- [TASK DETAILS] Print all of the lines exactly. Any picture among them stays out.

Records from a collection:
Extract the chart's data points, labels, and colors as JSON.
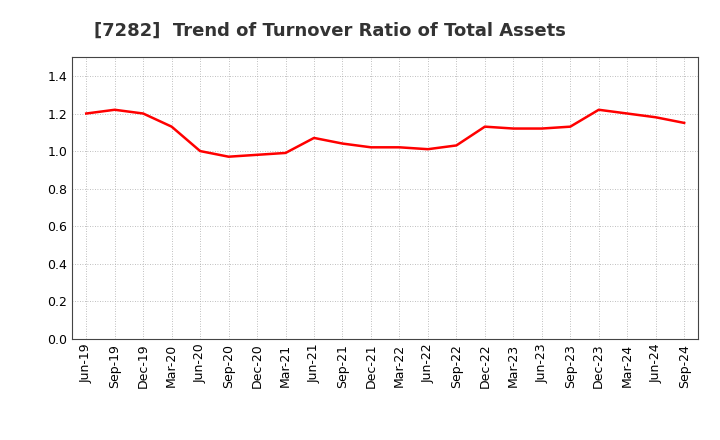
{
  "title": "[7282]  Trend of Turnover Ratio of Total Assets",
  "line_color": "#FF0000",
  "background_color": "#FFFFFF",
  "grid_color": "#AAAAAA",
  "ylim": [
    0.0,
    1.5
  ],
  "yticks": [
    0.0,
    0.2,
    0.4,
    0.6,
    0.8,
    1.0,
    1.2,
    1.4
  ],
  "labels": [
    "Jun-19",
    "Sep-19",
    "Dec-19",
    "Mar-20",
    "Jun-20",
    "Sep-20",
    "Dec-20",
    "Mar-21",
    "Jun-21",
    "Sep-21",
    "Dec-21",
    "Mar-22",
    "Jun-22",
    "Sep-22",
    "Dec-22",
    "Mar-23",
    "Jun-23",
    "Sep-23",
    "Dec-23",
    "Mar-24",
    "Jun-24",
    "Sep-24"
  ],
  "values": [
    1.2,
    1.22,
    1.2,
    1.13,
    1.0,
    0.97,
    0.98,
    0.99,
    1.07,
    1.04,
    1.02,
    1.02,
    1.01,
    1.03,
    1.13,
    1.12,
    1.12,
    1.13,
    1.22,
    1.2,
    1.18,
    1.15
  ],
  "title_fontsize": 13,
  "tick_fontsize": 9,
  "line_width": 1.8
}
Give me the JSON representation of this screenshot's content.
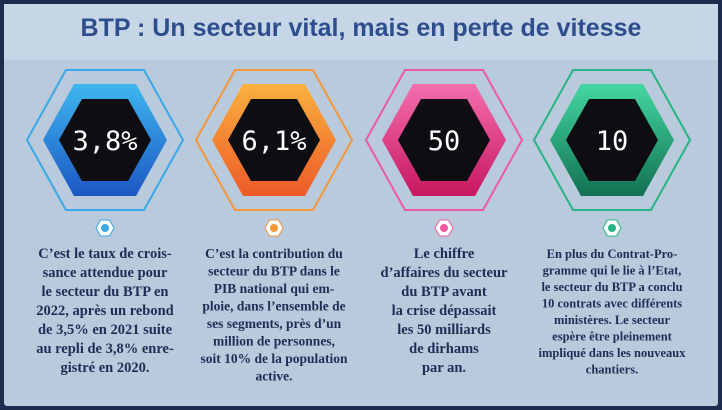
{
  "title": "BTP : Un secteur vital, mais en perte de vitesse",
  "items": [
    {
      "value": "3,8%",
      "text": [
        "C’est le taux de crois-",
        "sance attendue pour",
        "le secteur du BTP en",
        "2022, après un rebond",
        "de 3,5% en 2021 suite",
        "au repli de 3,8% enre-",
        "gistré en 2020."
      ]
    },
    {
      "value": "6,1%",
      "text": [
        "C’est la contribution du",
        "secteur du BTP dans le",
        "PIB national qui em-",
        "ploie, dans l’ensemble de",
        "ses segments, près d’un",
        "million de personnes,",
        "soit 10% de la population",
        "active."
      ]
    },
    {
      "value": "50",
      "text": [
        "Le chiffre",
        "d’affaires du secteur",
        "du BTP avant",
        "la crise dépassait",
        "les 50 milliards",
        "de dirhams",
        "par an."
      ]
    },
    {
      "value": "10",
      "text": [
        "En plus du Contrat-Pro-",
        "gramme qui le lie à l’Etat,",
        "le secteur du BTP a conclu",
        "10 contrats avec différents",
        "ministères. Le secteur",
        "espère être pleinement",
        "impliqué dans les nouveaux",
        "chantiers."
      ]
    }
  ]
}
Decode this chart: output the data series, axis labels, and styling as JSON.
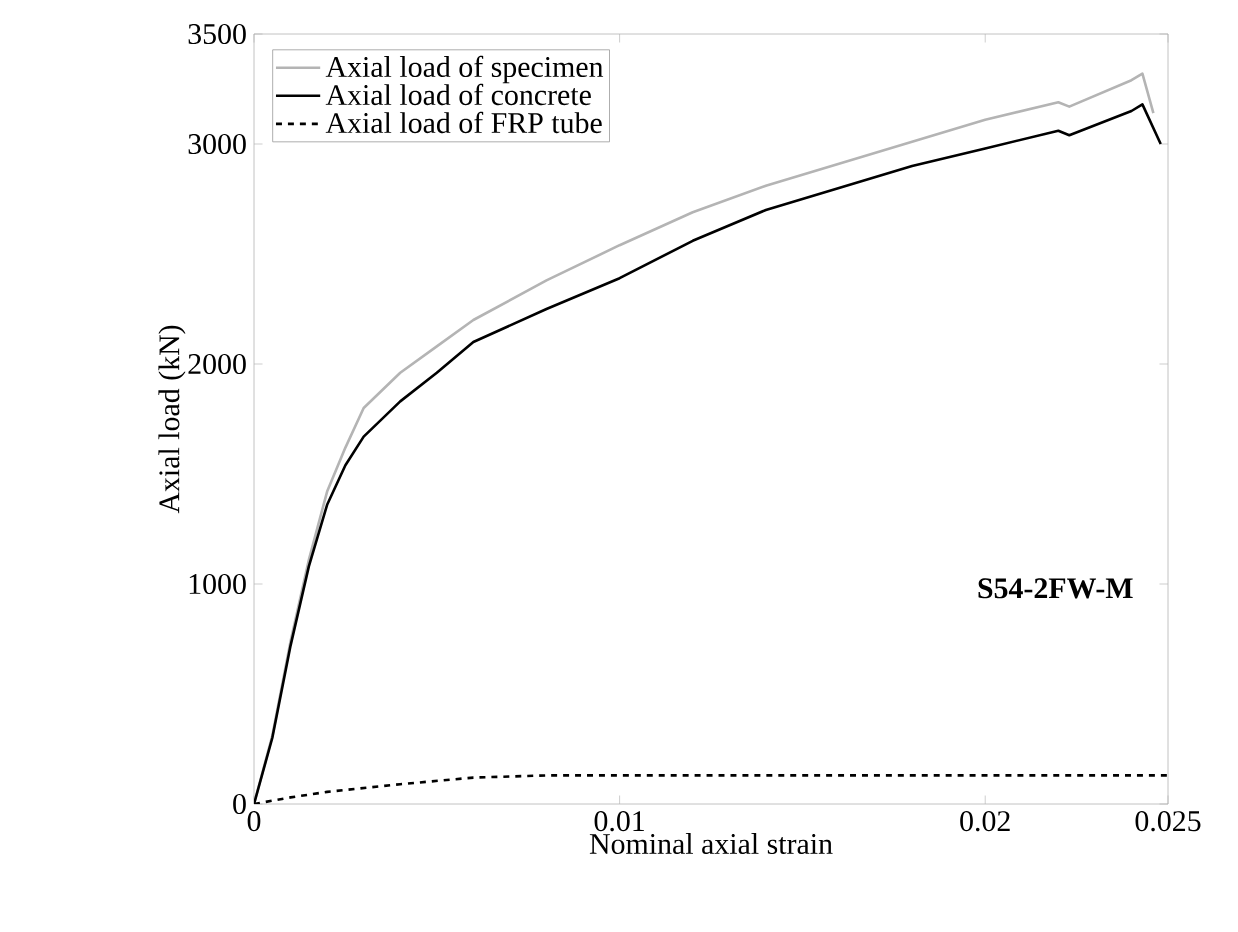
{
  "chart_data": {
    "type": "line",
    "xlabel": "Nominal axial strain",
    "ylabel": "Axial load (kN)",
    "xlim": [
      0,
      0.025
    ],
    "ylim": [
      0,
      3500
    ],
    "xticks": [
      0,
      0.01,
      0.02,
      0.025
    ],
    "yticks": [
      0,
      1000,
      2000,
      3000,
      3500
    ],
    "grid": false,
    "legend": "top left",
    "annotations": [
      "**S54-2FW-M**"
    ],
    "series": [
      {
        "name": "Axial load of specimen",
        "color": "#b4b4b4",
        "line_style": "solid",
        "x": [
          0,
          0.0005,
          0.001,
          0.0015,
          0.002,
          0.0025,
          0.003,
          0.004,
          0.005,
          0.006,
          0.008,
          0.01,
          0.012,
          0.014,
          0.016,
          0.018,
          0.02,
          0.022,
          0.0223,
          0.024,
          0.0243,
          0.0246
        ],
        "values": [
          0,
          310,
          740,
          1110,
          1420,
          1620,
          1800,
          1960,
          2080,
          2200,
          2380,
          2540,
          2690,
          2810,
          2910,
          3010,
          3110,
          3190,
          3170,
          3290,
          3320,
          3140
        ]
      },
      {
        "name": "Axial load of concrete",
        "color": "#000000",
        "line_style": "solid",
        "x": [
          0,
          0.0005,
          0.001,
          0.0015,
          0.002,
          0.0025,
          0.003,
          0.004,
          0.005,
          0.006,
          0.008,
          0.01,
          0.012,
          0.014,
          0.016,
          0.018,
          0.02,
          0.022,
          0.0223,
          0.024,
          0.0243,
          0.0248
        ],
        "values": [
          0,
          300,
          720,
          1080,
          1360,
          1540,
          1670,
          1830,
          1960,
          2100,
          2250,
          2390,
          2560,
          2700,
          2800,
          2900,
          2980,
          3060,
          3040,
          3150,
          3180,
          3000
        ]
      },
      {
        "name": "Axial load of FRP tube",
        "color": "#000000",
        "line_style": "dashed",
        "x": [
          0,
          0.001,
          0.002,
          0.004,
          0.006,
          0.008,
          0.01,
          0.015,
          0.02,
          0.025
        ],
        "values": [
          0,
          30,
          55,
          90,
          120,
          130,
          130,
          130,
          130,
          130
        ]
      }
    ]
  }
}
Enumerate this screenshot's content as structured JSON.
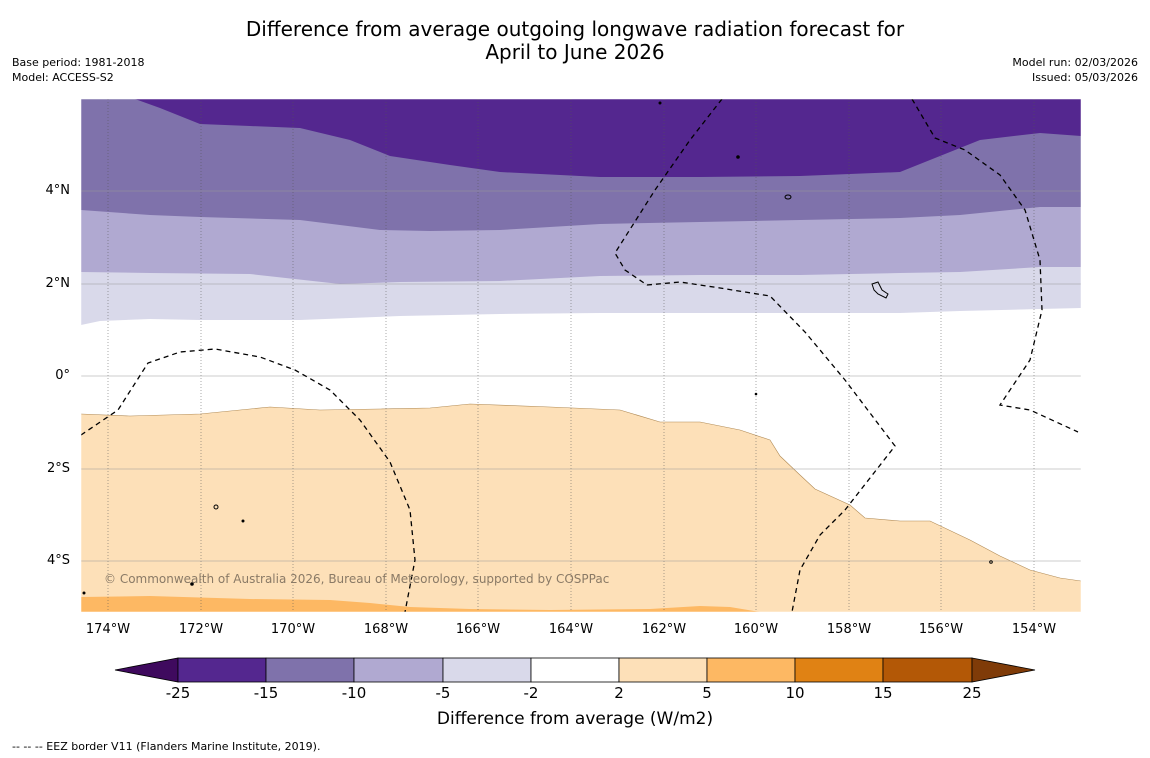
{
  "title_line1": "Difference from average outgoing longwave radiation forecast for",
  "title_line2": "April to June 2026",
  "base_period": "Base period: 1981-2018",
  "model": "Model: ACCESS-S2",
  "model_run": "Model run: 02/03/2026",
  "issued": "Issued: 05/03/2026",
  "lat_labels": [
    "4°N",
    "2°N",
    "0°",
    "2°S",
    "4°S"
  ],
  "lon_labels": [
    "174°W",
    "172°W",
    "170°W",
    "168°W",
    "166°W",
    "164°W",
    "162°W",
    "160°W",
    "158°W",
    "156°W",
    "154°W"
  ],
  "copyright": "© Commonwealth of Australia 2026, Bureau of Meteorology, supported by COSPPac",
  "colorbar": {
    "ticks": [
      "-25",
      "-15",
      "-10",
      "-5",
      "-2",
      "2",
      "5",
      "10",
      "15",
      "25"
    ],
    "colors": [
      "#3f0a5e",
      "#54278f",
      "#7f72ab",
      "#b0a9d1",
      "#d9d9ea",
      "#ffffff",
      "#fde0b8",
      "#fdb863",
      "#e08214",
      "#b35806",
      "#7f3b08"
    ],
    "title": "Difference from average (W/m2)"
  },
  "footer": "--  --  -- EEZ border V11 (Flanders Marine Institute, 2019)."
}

- [EXERCISE ANSWER]
Extract the chart's data points, labels, and colors as JSON.
{
  "title": "[7282]  Trend of Turnover Ratio of Total Assets",
  "line_color": "#FF0000",
  "background_color": "#FFFFFF",
  "grid_color": "#AAAAAA",
  "ylim": [
    0.0,
    1.5
  ],
  "yticks": [
    0.0,
    0.2,
    0.4,
    0.6,
    0.8,
    1.0,
    1.2,
    1.4
  ],
  "labels": [
    "Jun-19",
    "Sep-19",
    "Dec-19",
    "Mar-20",
    "Jun-20",
    "Sep-20",
    "Dec-20",
    "Mar-21",
    "Jun-21",
    "Sep-21",
    "Dec-21",
    "Mar-22",
    "Jun-22",
    "Sep-22",
    "Dec-22",
    "Mar-23",
    "Jun-23",
    "Sep-23",
    "Dec-23",
    "Mar-24",
    "Jun-24",
    "Sep-24"
  ],
  "values": [
    1.2,
    1.22,
    1.2,
    1.13,
    1.0,
    0.97,
    0.98,
    0.99,
    1.07,
    1.04,
    1.02,
    1.02,
    1.01,
    1.03,
    1.13,
    1.12,
    1.12,
    1.13,
    1.22,
    1.2,
    1.18,
    1.15
  ],
  "title_fontsize": 13,
  "tick_fontsize": 9,
  "line_width": 1.8
}
Give me the JSON representation of this screenshot's content.
{
  "title": "BTP : Un secteur vital, mais en perte de vitesse",
  "items": [
    {
      "value": "3,8%",
      "text": [
        "C’est le taux de crois-",
        "sance attendue pour",
        "le secteur du BTP en",
        "2022, après un rebond",
        "de 3,5% en 2021 suite",
        "au repli de 3,8% enre-",
        "gistré en 2020."
      ]
    },
    {
      "value": "6,1%",
      "text": [
        "C’est la contribution du",
        "secteur du BTP dans le",
        "PIB national qui em-",
        "ploie, dans l’ensemble de",
        "ses segments, près d’un",
        "million de personnes,",
        "soit 10% de la population",
        "active."
      ]
    },
    {
      "value": "50",
      "text": [
        "Le chiffre",
        "d’affaires du secteur",
        "du BTP avant",
        "la crise dépassait",
        "les 50 milliards",
        "de dirhams",
        "par an."
      ]
    },
    {
      "value": "10",
      "text": [
        "En plus du Contrat-Pro-",
        "gramme qui le lie à l’Etat,",
        "le secteur du BTP a conclu",
        "10 contrats avec différents",
        "ministères. Le secteur",
        "espère être pleinement",
        "impliqué dans les nouveaux",
        "chantiers."
      ]
    }
  ]
}
Decode this chart: output the data series, axis labels, and styling as JSON.
{
  "chart_data": {
    "type": "line",
    "xlabel": "Nominal axial strain",
    "ylabel": "Axial load (kN)",
    "xlim": [
      0,
      0.025
    ],
    "ylim": [
      0,
      3500
    ],
    "xticks": [
      0,
      0.01,
      0.02,
      0.025
    ],
    "yticks": [
      0,
      1000,
      2000,
      3000,
      3500
    ],
    "grid": false,
    "legend": "top left",
    "annotations": [
      "**S54-2FW-M**"
    ],
    "series": [
      {
        "name": "Axial load of specimen",
        "color": "#b4b4b4",
        "line_style": "solid",
        "x": [
          0,
          0.0005,
          0.001,
          0.0015,
          0.002,
          0.0025,
          0.003,
          0.004,
          0.005,
          0.006,
          0.008,
          0.01,
          0.012,
          0.014,
          0.016,
          0.018,
          0.02,
          0.022,
          0.0223,
          0.024,
          0.0243,
          0.0246
        ],
        "values": [
          0,
          310,
          740,
          1110,
          1420,
          1620,
          1800,
          1960,
          2080,
          2200,
          2380,
          2540,
          2690,
          2810,
          2910,
          3010,
          3110,
          3190,
          3170,
          3290,
          3320,
          3140
        ]
      },
      {
        "name": "Axial load of concrete",
        "color": "#000000",
        "line_style": "solid",
        "x": [
          0,
          0.0005,
          0.001,
          0.0015,
          0.002,
          0.0025,
          0.003,
          0.004,
          0.005,
          0.006,
          0.008,
          0.01,
          0.012,
          0.014,
          0.016,
          0.018,
          0.02,
          0.022,
          0.0223,
          0.024,
          0.0243,
          0.0248
        ],
        "values": [
          0,
          300,
          720,
          1080,
          1360,
          1540,
          1670,
          1830,
          1960,
          2100,
          2250,
          2390,
          2560,
          2700,
          2800,
          2900,
          2980,
          3060,
          3040,
          3150,
          3180,
          3000
        ]
      },
      {
        "name": "Axial load of FRP tube",
        "color": "#000000",
        "line_style": "dashed",
        "x": [
          0,
          0.001,
          0.002,
          0.004,
          0.006,
          0.008,
          0.01,
          0.015,
          0.02,
          0.025
        ],
        "values": [
          0,
          30,
          55,
          90,
          120,
          130,
          130,
          130,
          130,
          130
        ]
      }
    ]
  }
}
Enumerate this screenshot's content as structured JSON.
{
  "title_line1": "Difference from average outgoing longwave radiation forecast for",
  "title_line2": "April to June 2026",
  "base_period": "Base period: 1981-2018",
  "model": "Model: ACCESS-S2",
  "model_run": "Model run: 02/03/2026",
  "issued": "Issued: 05/03/2026",
  "lat_labels": [
    "4°N",
    "2°N",
    "0°",
    "2°S",
    "4°S"
  ],
  "lon_labels": [
    "174°W",
    "172°W",
    "170°W",
    "168°W",
    "166°W",
    "164°W",
    "162°W",
    "160°W",
    "158°W",
    "156°W",
    "154°W"
  ],
  "copyright": "© Commonwealth of Australia 2026, Bureau of Meteorology, supported by COSPPac",
  "colorbar": {
    "ticks": [
      "-25",
      "-15",
      "-10",
      "-5",
      "-2",
      "2",
      "5",
      "10",
      "15",
      "25"
    ],
    "colors": [
      "#3f0a5e",
      "#54278f",
      "#7f72ab",
      "#b0a9d1",
      "#d9d9ea",
      "#ffffff",
      "#fde0b8",
      "#fdb863",
      "#e08214",
      "#b35806",
      "#7f3b08"
    ],
    "title": "Difference from average (W/m2)"
  },
  "footer": "--  --  -- EEZ border V11 (Flanders Marine Institute, 2019)."
}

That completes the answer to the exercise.